** Start Data for processing **

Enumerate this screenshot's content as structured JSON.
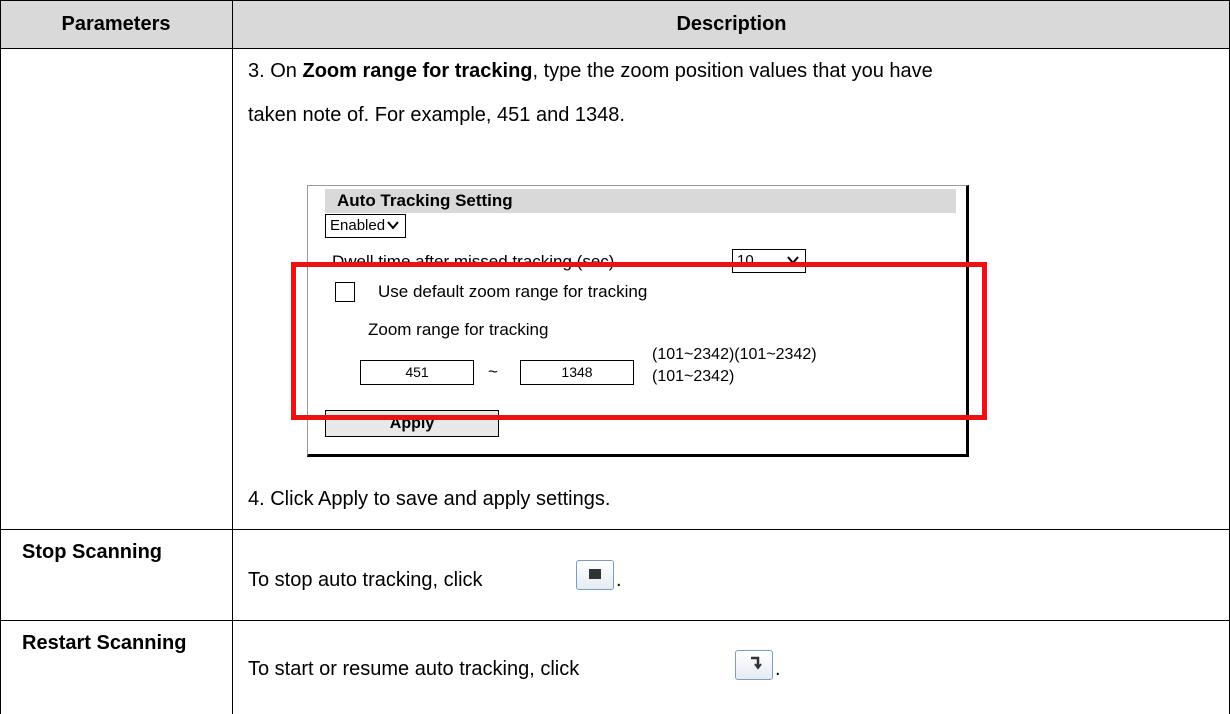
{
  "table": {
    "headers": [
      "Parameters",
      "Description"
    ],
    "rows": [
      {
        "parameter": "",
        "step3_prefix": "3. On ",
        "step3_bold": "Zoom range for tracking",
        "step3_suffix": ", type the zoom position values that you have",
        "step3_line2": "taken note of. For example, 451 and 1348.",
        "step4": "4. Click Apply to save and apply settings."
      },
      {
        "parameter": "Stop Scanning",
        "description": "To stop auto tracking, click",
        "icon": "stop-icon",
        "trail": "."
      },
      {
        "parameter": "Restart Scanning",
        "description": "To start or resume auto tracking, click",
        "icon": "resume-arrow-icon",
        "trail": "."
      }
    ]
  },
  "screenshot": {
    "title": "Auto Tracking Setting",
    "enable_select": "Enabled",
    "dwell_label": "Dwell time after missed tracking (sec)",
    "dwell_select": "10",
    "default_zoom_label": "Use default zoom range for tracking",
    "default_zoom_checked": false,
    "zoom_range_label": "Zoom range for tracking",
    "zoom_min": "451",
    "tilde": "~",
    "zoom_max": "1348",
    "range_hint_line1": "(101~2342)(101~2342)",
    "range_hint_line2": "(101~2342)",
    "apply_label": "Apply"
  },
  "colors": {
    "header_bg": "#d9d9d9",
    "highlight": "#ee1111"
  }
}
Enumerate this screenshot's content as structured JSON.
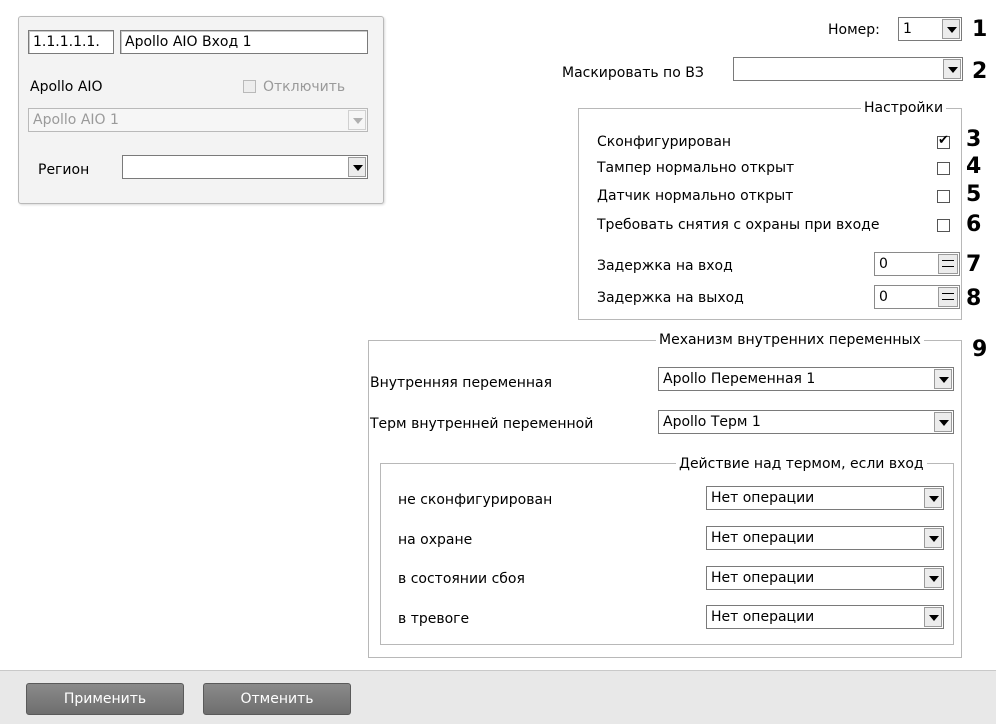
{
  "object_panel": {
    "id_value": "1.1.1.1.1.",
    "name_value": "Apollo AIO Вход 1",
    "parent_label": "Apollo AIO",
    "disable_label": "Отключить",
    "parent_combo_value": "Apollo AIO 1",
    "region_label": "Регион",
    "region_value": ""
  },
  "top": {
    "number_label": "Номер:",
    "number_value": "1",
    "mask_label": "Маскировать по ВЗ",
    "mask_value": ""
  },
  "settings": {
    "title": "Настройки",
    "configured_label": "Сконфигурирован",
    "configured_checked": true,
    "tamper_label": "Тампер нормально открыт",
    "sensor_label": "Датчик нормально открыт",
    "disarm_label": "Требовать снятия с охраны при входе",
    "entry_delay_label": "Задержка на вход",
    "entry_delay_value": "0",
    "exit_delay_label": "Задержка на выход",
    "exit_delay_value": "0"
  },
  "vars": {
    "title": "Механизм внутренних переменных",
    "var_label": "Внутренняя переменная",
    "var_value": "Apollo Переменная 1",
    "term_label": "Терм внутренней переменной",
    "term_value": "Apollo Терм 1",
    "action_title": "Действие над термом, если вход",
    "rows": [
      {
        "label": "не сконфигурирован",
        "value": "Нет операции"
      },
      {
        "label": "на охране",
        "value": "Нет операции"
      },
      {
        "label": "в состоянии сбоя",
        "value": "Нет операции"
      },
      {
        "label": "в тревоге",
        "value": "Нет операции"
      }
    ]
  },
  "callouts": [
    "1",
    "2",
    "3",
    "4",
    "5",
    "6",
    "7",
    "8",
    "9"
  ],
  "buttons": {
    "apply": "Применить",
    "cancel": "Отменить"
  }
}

** End Data for processing **

All of the records above must be copied exactly, except for the pictures.

◆ Full output:
Enumerate this screenshot's content as structured JSON.
{
  "table": {
    "headers": [
      "Parameters",
      "Description"
    ],
    "rows": [
      {
        "parameter": "",
        "step3_prefix": "3. On ",
        "step3_bold": "Zoom range for tracking",
        "step3_suffix": ", type the zoom position values that you have",
        "step3_line2": "taken note of. For example, 451 and 1348.",
        "step4": "4. Click Apply to save and apply settings."
      },
      {
        "parameter": "Stop Scanning",
        "description": "To stop auto tracking, click",
        "icon": "stop-icon",
        "trail": "."
      },
      {
        "parameter": "Restart Scanning",
        "description": "To start or resume auto tracking, click",
        "icon": "resume-arrow-icon",
        "trail": "."
      }
    ]
  },
  "screenshot": {
    "title": "Auto Tracking Setting",
    "enable_select": "Enabled",
    "dwell_label": "Dwell time after missed tracking (sec)",
    "dwell_select": "10",
    "default_zoom_label": "Use default zoom range for tracking",
    "default_zoom_checked": false,
    "zoom_range_label": "Zoom range for tracking",
    "zoom_min": "451",
    "tilde": "~",
    "zoom_max": "1348",
    "range_hint_line1": "(101~2342)(101~2342)",
    "range_hint_line2": "(101~2342)",
    "apply_label": "Apply"
  },
  "colors": {
    "header_bg": "#d9d9d9",
    "highlight": "#ee1111"
  }
}
Enumerate this screenshot's content as structured JSON.
{
  "object_panel": {
    "id_value": "1.1.1.1.1.",
    "name_value": "Apollo AIO Вход 1",
    "parent_label": "Apollo AIO",
    "disable_label": "Отключить",
    "parent_combo_value": "Apollo AIO 1",
    "region_label": "Регион",
    "region_value": ""
  },
  "top": {
    "number_label": "Номер:",
    "number_value": "1",
    "mask_label": "Маскировать по ВЗ",
    "mask_value": ""
  },
  "settings": {
    "title": "Настройки",
    "configured_label": "Сконфигурирован",
    "configured_checked": true,
    "tamper_label": "Тампер нормально открыт",
    "sensor_label": "Датчик нормально открыт",
    "disarm_label": "Требовать снятия с охраны при входе",
    "entry_delay_label": "Задержка на вход",
    "entry_delay_value": "0",
    "exit_delay_label": "Задержка на выход",
    "exit_delay_value": "0"
  },
  "vars": {
    "title": "Механизм внутренних переменных",
    "var_label": "Внутренняя переменная",
    "var_value": "Apollo Переменная 1",
    "term_label": "Терм внутренней переменной",
    "term_value": "Apollo Терм 1",
    "action_title": "Действие над термом, если вход",
    "rows": [
      {
        "label": "не сконфигурирован",
        "value": "Нет операции"
      },
      {
        "label": "на охране",
        "value": "Нет операции"
      },
      {
        "label": "в состоянии сбоя",
        "value": "Нет операции"
      },
      {
        "label": "в тревоге",
        "value": "Нет операции"
      }
    ]
  },
  "callouts": [
    "1",
    "2",
    "3",
    "4",
    "5",
    "6",
    "7",
    "8",
    "9"
  ],
  "buttons": {
    "apply": "Применить",
    "cancel": "Отменить"
  }
}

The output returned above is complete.